PROMPT: Restate the whole listing exactly.

--- START DATA TO PROCESS ---

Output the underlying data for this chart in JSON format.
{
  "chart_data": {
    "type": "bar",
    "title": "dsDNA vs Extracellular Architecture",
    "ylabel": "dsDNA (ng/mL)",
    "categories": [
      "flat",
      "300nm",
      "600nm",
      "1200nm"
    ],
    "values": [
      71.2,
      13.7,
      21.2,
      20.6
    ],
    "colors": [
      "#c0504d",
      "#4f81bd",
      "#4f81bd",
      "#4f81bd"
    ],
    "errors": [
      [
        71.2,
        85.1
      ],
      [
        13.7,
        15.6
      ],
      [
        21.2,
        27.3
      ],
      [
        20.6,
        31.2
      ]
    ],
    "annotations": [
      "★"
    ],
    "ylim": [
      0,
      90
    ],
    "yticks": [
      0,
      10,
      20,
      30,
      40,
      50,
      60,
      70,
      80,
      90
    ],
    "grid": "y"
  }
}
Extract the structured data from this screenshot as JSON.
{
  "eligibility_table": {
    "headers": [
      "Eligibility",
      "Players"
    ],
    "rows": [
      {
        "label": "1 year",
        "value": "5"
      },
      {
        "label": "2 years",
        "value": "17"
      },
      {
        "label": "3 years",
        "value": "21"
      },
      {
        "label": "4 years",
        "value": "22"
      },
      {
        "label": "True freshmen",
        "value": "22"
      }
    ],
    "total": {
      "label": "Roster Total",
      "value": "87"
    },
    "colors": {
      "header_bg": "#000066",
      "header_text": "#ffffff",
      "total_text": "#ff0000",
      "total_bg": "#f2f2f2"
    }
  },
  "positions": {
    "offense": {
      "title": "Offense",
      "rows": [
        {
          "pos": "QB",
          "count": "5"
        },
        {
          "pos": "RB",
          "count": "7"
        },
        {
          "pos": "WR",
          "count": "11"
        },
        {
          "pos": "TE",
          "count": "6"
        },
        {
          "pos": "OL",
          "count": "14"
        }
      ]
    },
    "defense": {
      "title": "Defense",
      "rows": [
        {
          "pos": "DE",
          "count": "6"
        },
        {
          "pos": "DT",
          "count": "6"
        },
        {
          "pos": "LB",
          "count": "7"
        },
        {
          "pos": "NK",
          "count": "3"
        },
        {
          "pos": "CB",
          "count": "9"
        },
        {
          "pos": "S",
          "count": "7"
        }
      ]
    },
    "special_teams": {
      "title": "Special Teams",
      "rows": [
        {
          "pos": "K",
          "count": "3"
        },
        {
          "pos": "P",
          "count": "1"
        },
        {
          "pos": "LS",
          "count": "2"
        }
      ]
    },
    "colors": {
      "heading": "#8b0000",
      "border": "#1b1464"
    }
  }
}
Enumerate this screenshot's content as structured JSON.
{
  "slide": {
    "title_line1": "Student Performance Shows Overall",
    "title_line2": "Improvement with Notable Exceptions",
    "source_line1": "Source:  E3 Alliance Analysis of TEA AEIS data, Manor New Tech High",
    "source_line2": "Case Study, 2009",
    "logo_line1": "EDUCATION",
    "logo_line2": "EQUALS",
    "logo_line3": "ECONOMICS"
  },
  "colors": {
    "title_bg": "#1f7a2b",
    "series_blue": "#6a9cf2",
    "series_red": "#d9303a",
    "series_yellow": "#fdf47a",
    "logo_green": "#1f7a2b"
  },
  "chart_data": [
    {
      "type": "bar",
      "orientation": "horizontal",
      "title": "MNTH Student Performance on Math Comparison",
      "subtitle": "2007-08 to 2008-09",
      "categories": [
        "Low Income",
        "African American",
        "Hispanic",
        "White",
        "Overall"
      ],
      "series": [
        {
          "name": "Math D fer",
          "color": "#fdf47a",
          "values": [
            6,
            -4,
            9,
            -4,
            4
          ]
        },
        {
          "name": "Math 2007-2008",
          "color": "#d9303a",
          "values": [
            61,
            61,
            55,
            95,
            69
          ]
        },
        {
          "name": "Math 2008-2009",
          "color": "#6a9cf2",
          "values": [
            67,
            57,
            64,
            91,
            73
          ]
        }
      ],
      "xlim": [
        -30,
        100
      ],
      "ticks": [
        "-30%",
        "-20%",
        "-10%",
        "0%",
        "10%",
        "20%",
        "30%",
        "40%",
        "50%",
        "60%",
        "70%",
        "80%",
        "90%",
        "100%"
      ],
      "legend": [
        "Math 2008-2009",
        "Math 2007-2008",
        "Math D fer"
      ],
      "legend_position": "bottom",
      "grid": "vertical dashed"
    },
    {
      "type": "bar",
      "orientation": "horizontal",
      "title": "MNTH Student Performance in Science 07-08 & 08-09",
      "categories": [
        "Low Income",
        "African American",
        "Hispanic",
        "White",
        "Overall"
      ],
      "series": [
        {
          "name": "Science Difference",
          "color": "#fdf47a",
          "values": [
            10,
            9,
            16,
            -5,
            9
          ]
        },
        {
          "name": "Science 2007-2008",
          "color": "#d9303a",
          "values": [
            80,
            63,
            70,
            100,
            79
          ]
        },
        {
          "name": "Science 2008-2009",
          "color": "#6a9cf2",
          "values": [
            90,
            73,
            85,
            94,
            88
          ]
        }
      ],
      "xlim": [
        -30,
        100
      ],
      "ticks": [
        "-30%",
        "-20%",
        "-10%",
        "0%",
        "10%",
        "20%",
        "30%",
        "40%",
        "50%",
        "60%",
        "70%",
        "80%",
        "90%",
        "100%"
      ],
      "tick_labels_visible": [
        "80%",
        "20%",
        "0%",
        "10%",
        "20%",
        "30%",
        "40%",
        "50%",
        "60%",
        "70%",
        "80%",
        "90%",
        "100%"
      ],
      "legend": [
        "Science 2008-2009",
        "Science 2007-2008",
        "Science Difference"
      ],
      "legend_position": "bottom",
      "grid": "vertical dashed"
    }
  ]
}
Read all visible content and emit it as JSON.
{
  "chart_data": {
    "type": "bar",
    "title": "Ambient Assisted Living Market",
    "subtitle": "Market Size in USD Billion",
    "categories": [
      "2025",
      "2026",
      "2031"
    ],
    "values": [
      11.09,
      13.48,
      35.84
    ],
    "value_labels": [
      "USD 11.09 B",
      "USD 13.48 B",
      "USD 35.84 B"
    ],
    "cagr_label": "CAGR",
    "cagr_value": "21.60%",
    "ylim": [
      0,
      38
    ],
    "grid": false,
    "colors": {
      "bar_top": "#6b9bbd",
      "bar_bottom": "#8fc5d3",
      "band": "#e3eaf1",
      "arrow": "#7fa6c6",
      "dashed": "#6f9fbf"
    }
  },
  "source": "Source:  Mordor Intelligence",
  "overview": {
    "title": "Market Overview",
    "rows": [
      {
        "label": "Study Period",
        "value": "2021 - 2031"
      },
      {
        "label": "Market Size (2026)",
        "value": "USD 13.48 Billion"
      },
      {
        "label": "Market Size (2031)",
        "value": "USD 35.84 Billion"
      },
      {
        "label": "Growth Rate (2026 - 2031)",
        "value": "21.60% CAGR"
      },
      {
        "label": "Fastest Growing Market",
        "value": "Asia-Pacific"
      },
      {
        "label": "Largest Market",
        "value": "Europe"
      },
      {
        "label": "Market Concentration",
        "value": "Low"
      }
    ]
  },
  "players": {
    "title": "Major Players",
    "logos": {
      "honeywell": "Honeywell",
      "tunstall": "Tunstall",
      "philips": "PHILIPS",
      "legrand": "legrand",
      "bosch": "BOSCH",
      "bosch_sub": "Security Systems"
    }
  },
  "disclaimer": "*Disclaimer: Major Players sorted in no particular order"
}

--- END DATA TO PROCESS ---

SOLUTION:
Output the underlying data for this chart in JSON format.
{
  "chart_data": {
    "type": "bar",
    "title": "dsDNA vs Extracellular Architecture",
    "ylabel": "dsDNA (ng/mL)",
    "categories": [
      "flat",
      "300nm",
      "600nm",
      "1200nm"
    ],
    "values": [
      71.2,
      13.7,
      21.2,
      20.6
    ],
    "colors": [
      "#c0504d",
      "#4f81bd",
      "#4f81bd",
      "#4f81bd"
    ],
    "errors": [
      [
        71.2,
        85.1
      ],
      [
        13.7,
        15.6
      ],
      [
        21.2,
        27.3
      ],
      [
        20.6,
        31.2
      ]
    ],
    "annotations": [
      "★"
    ],
    "ylim": [
      0,
      90
    ],
    "yticks": [
      0,
      10,
      20,
      30,
      40,
      50,
      60,
      70,
      80,
      90
    ],
    "grid": "y"
  }
}
Extract the structured data from this screenshot as JSON.
{
  "eligibility_table": {
    "headers": [
      "Eligibility",
      "Players"
    ],
    "rows": [
      {
        "label": "1 year",
        "value": "5"
      },
      {
        "label": "2 years",
        "value": "17"
      },
      {
        "label": "3 years",
        "value": "21"
      },
      {
        "label": "4 years",
        "value": "22"
      },
      {
        "label": "True freshmen",
        "value": "22"
      }
    ],
    "total": {
      "label": "Roster Total",
      "value": "87"
    },
    "colors": {
      "header_bg": "#000066",
      "header_text": "#ffffff",
      "total_text": "#ff0000",
      "total_bg": "#f2f2f2"
    }
  },
  "positions": {
    "offense": {
      "title": "Offense",
      "rows": [
        {
          "pos": "QB",
          "count": "5"
        },
        {
          "pos": "RB",
          "count": "7"
        },
        {
          "pos": "WR",
          "count": "11"
        },
        {
          "pos": "TE",
          "count": "6"
        },
        {
          "pos": "OL",
          "count": "14"
        }
      ]
    },
    "defense": {
      "title": "Defense",
      "rows": [
        {
          "pos": "DE",
          "count": "6"
        },
        {
          "pos": "DT",
          "count": "6"
        },
        {
          "pos": "LB",
          "count": "7"
        },
        {
          "pos": "NK",
          "count": "3"
        },
        {
          "pos": "CB",
          "count": "9"
        },
        {
          "pos": "S",
          "count": "7"
        }
      ]
    },
    "special_teams": {
      "title": "Special Teams",
      "rows": [
        {
          "pos": "K",
          "count": "3"
        },
        {
          "pos": "P",
          "count": "1"
        },
        {
          "pos": "LS",
          "count": "2"
        }
      ]
    },
    "colors": {
      "heading": "#8b0000",
      "border": "#1b1464"
    }
  }
}
Enumerate this screenshot's content as structured JSON.
{
  "slide": {
    "title_line1": "Student Performance Shows Overall",
    "title_line2": "Improvement with Notable Exceptions",
    "source_line1": "Source:  E3 Alliance Analysis of TEA AEIS data, Manor New Tech High",
    "source_line2": "Case Study, 2009",
    "logo_line1": "EDUCATION",
    "logo_line2": "EQUALS",
    "logo_line3": "ECONOMICS"
  },
  "colors": {
    "title_bg": "#1f7a2b",
    "series_blue": "#6a9cf2",
    "series_red": "#d9303a",
    "series_yellow": "#fdf47a",
    "logo_green": "#1f7a2b"
  },
  "chart_data": [
    {
      "type": "bar",
      "orientation": "horizontal",
      "title": "MNTH Student Performance on Math Comparison",
      "subtitle": "2007-08 to 2008-09",
      "categories": [
        "Low Income",
        "African American",
        "Hispanic",
        "White",
        "Overall"
      ],
      "series": [
        {
          "name": "Math D fer",
          "color": "#fdf47a",
          "values": [
            6,
            -4,
            9,
            -4,
            4
          ]
        },
        {
          "name": "Math 2007-2008",
          "color": "#d9303a",
          "values": [
            61,
            61,
            55,
            95,
            69
          ]
        },
        {
          "name": "Math 2008-2009",
          "color": "#6a9cf2",
          "values": [
            67,
            57,
            64,
            91,
            73
          ]
        }
      ],
      "xlim": [
        -30,
        100
      ],
      "ticks": [
        "-30%",
        "-20%",
        "-10%",
        "0%",
        "10%",
        "20%",
        "30%",
        "40%",
        "50%",
        "60%",
        "70%",
        "80%",
        "90%",
        "100%"
      ],
      "legend": [
        "Math 2008-2009",
        "Math 2007-2008",
        "Math D fer"
      ],
      "legend_position": "bottom",
      "grid": "vertical dashed"
    },
    {
      "type": "bar",
      "orientation": "horizontal",
      "title": "MNTH Student Performance in Science 07-08 & 08-09",
      "categories": [
        "Low Income",
        "African American",
        "Hispanic",
        "White",
        "Overall"
      ],
      "series": [
        {
          "name": "Science Difference",
          "color": "#fdf47a",
          "values": [
            10,
            9,
            16,
            -5,
            9
          ]
        },
        {
          "name": "Science 2007-2008",
          "color": "#d9303a",
          "values": [
            80,
            63,
            70,
            100,
            79
          ]
        },
        {
          "name": "Science 2008-2009",
          "color": "#6a9cf2",
          "values": [
            90,
            73,
            85,
            94,
            88
          ]
        }
      ],
      "xlim": [
        -30,
        100
      ],
      "ticks": [
        "-30%",
        "-20%",
        "-10%",
        "0%",
        "10%",
        "20%",
        "30%",
        "40%",
        "50%",
        "60%",
        "70%",
        "80%",
        "90%",
        "100%"
      ],
      "tick_labels_visible": [
        "80%",
        "20%",
        "0%",
        "10%",
        "20%",
        "30%",
        "40%",
        "50%",
        "60%",
        "70%",
        "80%",
        "90%",
        "100%"
      ],
      "legend": [
        "Science 2008-2009",
        "Science 2007-2008",
        "Science Difference"
      ],
      "legend_position": "bottom",
      "grid": "vertical dashed"
    }
  ]
}
Read all visible content and emit it as JSON.
{
  "chart_data": {
    "type": "bar",
    "title": "Ambient Assisted Living Market",
    "subtitle": "Market Size in USD Billion",
    "categories": [
      "2025",
      "2026",
      "2031"
    ],
    "values": [
      11.09,
      13.48,
      35.84
    ],
    "value_labels": [
      "USD 11.09 B",
      "USD 13.48 B",
      "USD 35.84 B"
    ],
    "cagr_label": "CAGR",
    "cagr_value": "21.60%",
    "ylim": [
      0,
      38
    ],
    "grid": false,
    "colors": {
      "bar_top": "#6b9bbd",
      "bar_bottom": "#8fc5d3",
      "band": "#e3eaf1",
      "arrow": "#7fa6c6",
      "dashed": "#6f9fbf"
    }
  },
  "source": "Source:  Mordor Intelligence",
  "overview": {
    "title": "Market Overview",
    "rows": [
      {
        "label": "Study Period",
        "value": "2021 - 2031"
      },
      {
        "label": "Market Size (2026)",
        "value": "USD 13.48 Billion"
      },
      {
        "label": "Market Size (2031)",
        "value": "USD 35.84 Billion"
      },
      {
        "label": "Growth Rate (2026 - 2031)",
        "value": "21.60% CAGR"
      },
      {
        "label": "Fastest Growing Market",
        "value": "Asia-Pacific"
      },
      {
        "label": "Largest Market",
        "value": "Europe"
      },
      {
        "label": "Market Concentration",
        "value": "Low"
      }
    ]
  },
  "players": {
    "title": "Major Players",
    "logos": {
      "honeywell": "Honeywell",
      "tunstall": "Tunstall",
      "philips": "PHILIPS",
      "legrand": "legrand",
      "bosch": "BOSCH",
      "bosch_sub": "Security Systems"
    }
  },
  "disclaimer": "*Disclaimer: Major Players sorted in no particular order"
}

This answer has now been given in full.